**GOAL**
Write out the material exactly, with the pictures left out.

-------- RECORDS PROVIDED

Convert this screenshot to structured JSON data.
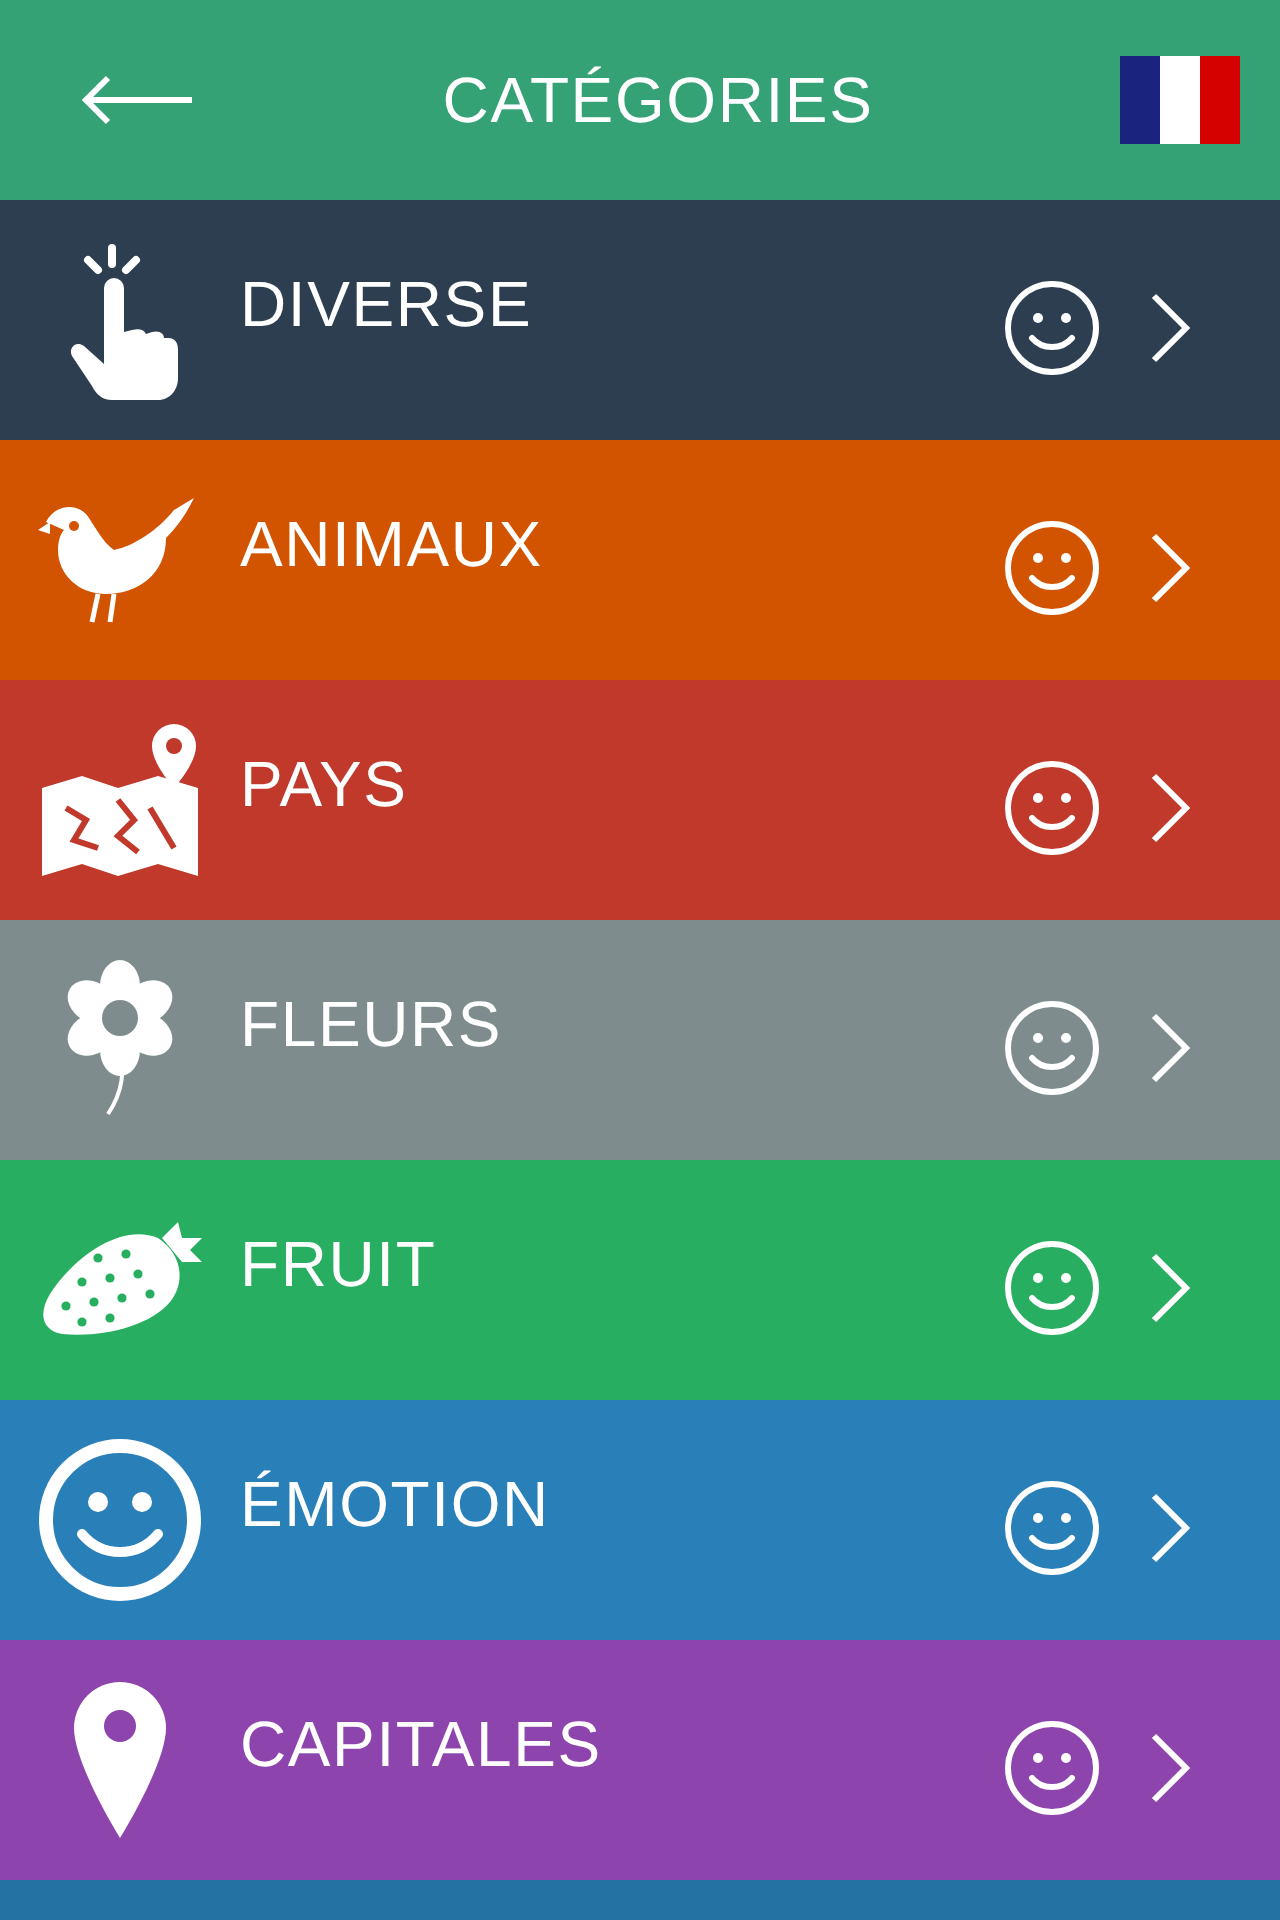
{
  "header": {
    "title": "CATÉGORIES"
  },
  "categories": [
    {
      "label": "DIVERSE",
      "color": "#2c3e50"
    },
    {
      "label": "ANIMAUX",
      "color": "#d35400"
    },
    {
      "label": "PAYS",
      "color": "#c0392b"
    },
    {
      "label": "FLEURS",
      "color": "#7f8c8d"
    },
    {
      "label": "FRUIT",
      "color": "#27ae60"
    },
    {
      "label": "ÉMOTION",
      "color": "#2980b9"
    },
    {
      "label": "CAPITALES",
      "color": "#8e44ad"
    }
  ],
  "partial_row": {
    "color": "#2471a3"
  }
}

----------------

**SOLUTION TO THIS PROBLEM**
Convert this screenshot to structured JSON data.
{
  "header": {
    "title": "CATÉGORIES"
  },
  "categories": [
    {
      "label": "DIVERSE",
      "color": "#2c3e50"
    },
    {
      "label": "ANIMAUX",
      "color": "#d35400"
    },
    {
      "label": "PAYS",
      "color": "#c0392b"
    },
    {
      "label": "FLEURS",
      "color": "#7f8c8d"
    },
    {
      "label": "FRUIT",
      "color": "#27ae60"
    },
    {
      "label": "ÉMOTION",
      "color": "#2980b9"
    },
    {
      "label": "CAPITALES",
      "color": "#8e44ad"
    }
  ],
  "partial_row": {
    "color": "#2471a3"
  }
}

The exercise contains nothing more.